> RECORD SET
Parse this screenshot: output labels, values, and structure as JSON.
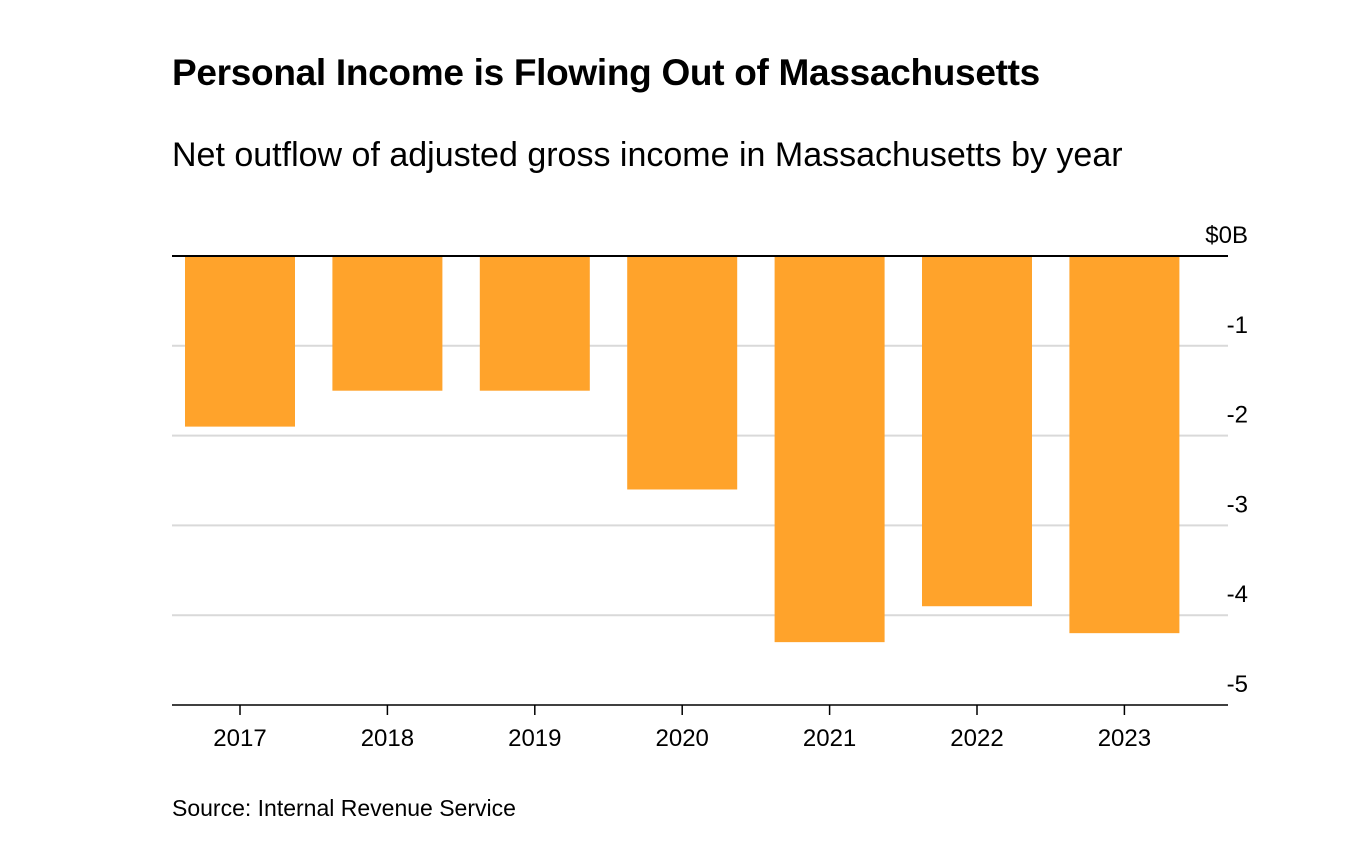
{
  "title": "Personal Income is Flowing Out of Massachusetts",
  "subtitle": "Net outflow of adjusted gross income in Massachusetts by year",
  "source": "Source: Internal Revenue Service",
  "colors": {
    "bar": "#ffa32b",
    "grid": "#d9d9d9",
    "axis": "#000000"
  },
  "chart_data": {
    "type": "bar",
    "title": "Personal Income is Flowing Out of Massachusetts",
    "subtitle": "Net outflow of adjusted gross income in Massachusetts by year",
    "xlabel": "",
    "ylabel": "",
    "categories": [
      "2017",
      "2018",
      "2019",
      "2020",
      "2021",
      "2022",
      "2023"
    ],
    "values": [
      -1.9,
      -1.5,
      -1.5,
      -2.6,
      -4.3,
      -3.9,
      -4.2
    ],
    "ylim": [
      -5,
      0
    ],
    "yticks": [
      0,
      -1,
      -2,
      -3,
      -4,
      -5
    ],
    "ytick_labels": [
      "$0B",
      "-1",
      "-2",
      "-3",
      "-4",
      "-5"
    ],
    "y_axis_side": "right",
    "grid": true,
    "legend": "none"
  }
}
...
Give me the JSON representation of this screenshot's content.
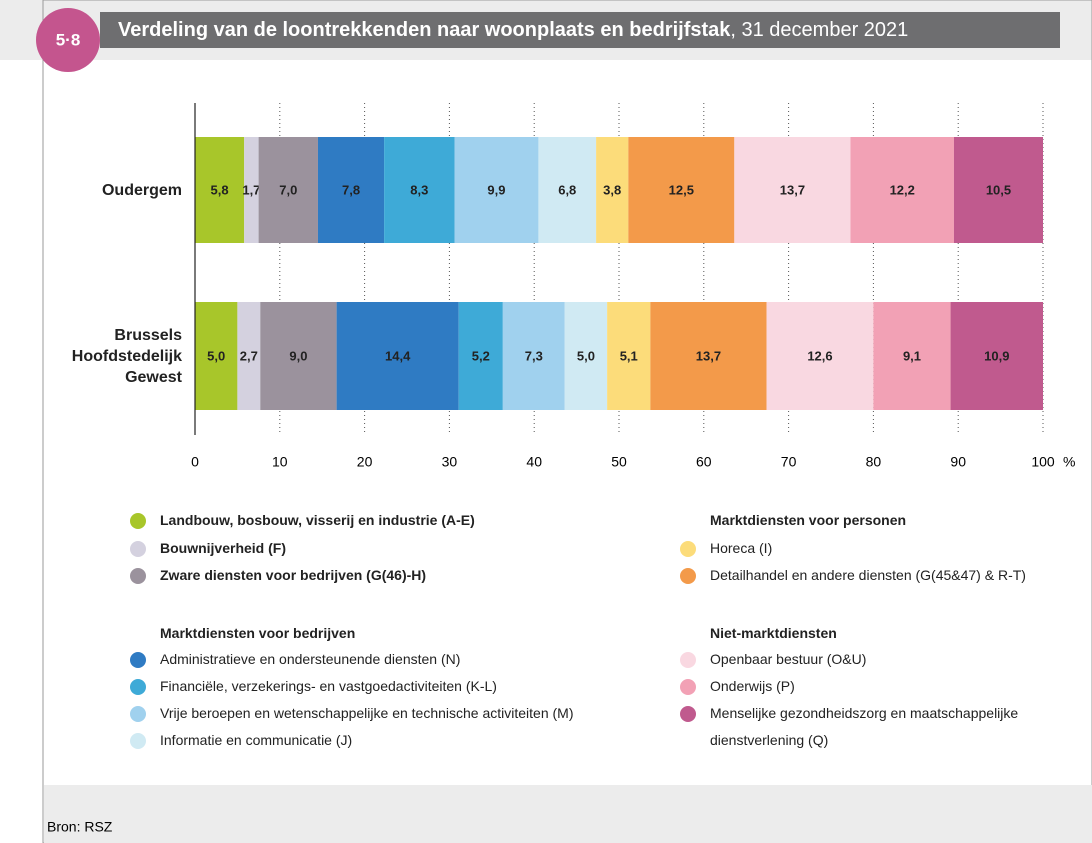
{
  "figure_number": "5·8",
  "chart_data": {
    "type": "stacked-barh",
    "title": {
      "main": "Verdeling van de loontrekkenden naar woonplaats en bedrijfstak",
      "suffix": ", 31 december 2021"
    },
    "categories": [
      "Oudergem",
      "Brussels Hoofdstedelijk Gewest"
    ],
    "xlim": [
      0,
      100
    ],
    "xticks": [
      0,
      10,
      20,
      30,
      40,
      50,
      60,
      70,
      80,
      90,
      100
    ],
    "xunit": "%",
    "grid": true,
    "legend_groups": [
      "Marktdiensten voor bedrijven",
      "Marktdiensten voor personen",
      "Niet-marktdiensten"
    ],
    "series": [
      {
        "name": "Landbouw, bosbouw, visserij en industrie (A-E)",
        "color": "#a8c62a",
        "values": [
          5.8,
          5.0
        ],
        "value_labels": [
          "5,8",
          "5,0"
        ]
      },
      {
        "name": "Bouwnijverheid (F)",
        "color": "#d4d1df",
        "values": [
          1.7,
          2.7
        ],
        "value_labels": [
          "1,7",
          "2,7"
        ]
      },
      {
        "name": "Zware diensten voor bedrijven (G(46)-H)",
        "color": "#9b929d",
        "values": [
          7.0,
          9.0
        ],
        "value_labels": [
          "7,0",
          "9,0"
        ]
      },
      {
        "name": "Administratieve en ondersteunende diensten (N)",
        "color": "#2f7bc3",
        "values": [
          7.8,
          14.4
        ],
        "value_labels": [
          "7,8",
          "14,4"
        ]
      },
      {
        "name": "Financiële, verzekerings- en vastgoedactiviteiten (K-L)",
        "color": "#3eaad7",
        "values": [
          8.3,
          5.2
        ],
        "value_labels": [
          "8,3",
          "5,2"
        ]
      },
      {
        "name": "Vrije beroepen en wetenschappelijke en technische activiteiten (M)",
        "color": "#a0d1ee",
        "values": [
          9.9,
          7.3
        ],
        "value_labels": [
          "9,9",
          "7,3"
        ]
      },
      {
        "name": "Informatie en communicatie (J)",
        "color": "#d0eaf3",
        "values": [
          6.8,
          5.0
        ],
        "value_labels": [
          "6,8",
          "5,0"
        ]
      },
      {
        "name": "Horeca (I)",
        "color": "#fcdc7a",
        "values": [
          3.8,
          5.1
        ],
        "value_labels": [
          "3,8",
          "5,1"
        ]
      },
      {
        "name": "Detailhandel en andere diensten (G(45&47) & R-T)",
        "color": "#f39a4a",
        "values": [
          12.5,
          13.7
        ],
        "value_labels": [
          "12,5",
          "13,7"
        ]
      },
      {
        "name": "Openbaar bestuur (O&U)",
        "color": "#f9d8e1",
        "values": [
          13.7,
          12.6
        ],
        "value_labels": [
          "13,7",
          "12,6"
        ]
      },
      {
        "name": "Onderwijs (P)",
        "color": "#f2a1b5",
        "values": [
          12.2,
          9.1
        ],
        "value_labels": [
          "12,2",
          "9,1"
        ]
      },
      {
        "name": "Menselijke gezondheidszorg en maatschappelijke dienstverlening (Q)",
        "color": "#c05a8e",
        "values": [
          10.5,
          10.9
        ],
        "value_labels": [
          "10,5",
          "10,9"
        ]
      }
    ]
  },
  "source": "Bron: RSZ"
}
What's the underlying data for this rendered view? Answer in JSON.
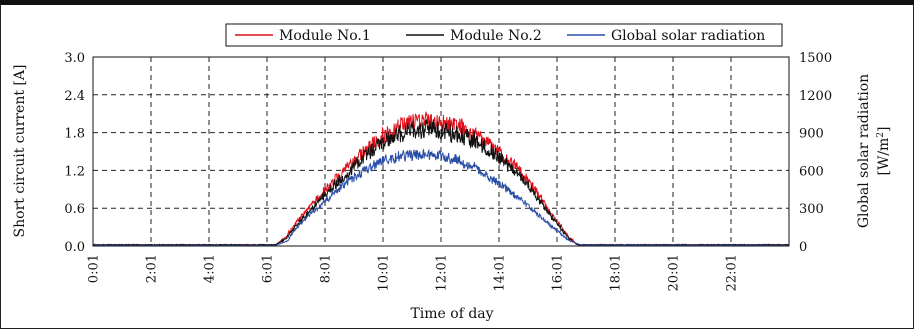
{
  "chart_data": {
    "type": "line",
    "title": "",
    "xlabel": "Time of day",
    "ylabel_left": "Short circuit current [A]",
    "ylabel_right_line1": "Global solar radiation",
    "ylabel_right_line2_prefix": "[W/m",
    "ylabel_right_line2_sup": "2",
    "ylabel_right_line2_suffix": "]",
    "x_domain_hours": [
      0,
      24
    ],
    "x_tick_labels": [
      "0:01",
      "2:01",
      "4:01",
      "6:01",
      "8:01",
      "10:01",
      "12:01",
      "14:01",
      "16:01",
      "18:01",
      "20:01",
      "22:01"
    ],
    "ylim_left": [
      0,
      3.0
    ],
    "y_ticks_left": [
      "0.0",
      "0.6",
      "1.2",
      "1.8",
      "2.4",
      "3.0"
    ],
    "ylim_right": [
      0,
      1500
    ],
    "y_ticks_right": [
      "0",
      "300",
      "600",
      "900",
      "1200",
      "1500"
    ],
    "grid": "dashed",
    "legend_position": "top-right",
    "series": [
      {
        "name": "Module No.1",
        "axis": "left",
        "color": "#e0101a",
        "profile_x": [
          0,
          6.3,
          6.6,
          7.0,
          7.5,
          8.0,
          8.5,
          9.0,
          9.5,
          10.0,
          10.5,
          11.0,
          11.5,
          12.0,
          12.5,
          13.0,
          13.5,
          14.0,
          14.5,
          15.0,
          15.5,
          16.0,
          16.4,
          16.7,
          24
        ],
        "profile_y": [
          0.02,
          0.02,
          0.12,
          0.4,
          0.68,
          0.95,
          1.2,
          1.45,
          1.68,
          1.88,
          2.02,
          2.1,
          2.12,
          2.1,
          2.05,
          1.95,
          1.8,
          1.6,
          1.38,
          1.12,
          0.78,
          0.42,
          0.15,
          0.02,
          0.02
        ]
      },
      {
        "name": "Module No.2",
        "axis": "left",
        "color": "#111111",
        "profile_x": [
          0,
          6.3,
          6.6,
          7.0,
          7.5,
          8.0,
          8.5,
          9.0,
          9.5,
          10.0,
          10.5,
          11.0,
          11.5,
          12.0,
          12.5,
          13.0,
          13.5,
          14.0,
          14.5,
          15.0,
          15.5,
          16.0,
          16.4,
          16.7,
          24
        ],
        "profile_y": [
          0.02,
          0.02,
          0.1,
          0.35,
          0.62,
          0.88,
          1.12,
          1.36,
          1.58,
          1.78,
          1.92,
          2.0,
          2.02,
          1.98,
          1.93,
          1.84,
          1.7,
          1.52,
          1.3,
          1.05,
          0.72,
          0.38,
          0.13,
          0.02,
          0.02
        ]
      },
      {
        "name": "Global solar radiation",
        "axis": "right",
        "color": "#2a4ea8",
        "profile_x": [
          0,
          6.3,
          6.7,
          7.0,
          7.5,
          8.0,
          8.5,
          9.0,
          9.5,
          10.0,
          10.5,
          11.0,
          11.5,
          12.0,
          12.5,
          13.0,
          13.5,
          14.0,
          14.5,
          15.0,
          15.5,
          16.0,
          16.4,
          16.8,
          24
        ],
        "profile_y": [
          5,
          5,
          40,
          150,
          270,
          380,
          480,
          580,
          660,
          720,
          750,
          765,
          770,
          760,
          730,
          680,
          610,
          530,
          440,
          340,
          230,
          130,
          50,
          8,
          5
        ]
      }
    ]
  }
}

> WORK TO DO
Filter the data, keeping only the lines that contain "outflow".

> RESPONSE TO THE TASK
  "subtitle": "Net outflow of adjusted gross income in Massachusetts by year",
    "subtitle": "Net outflow of adjusted gross income in Massachusetts by year",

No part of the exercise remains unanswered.